### Figure record extracts
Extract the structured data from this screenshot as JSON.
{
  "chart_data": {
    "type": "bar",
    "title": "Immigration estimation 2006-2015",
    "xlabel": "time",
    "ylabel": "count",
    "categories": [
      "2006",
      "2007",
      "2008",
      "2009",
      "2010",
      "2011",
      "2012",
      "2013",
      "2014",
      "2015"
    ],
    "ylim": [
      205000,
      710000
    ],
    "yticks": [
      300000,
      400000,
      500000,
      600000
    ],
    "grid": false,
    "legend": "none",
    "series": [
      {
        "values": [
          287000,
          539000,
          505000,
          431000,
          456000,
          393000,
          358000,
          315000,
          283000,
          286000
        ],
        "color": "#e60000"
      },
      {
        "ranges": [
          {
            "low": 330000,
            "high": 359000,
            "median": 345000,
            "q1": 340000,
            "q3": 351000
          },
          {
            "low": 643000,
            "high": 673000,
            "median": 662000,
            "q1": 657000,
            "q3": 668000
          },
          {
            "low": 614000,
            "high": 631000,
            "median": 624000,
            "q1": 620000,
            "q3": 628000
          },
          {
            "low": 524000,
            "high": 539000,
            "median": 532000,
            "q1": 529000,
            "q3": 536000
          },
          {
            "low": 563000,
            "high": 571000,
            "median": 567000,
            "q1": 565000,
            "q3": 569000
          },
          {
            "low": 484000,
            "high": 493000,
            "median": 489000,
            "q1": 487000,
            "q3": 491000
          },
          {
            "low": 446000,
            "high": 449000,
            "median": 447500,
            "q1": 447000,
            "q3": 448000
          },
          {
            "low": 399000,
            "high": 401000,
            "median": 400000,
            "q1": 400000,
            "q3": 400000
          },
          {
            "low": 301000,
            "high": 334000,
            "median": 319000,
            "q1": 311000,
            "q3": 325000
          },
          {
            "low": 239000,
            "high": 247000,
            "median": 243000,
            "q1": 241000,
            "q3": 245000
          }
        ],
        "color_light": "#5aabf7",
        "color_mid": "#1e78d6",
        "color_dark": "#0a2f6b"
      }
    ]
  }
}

### WHAT YOU HAVE TO DO
Return each line of the data exactly as written above.

### ANSWER TO THE TASK
Extract the structured data from this screenshot as JSON.
{
  "chart_data": {
    "type": "bar",
    "title": "Immigration estimation 2006-2015",
    "xlabel": "time",
    "ylabel": "count",
    "categories": [
      "2006",
      "2007",
      "2008",
      "2009",
      "2010",
      "2011",
      "2012",
      "2013",
      "2014",
      "2015"
    ],
    "ylim": [
      205000,
      710000
    ],
    "yticks": [
      300000,
      400000,
      500000,
      600000
    ],
    "grid": false,
    "legend": "none",
    "series": [
      {
        "values": [
          287000,
          539000,
          505000,
          431000,
          456000,
          393000,
          358000,
          315000,
          283000,
          286000
        ],
        "color": "#e60000"
      },
      {
        "ranges": [
          {
            "low": 330000,
            "high": 359000,
            "median": 345000,
            "q1": 340000,
            "q3": 351000
          },
          {
            "low": 643000,
            "high": 673000,
            "median": 662000,
            "q1": 657000,
            "q3": 668000
          },
          {
            "low": 614000,
            "high": 631000,
            "median": 624000,
            "q1": 620000,
            "q3": 628000
          },
          {
            "low": 524000,
            "high": 539000,
            "median": 532000,
            "q1": 529000,
            "q3": 536000
          },
          {
            "low": 563000,
            "high": 571000,
            "median": 567000,
            "q1": 565000,
            "q3": 569000
          },
          {
            "low": 484000,
            "high": 493000,
            "median": 489000,
            "q1": 487000,
            "q3": 491000
          },
          {
            "low": 446000,
            "high": 449000,
            "median": 447500,
            "q1": 447000,
            "q3": 448000
          },
          {
            "low": 399000,
            "high": 401000,
            "median": 400000,
            "q1": 400000,
            "q3": 400000
          },
          {
            "low": 301000,
            "high": 334000,
            "median": 319000,
            "q1": 311000,
            "q3": 325000
          },
          {
            "low": 239000,
            "high": 247000,
            "median": 243000,
            "q1": 241000,
            "q3": 245000
          }
        ],
        "color_light": "#5aabf7",
        "color_mid": "#1e78d6",
        "color_dark": "#0a2f6b"
      }
    ]
  }
}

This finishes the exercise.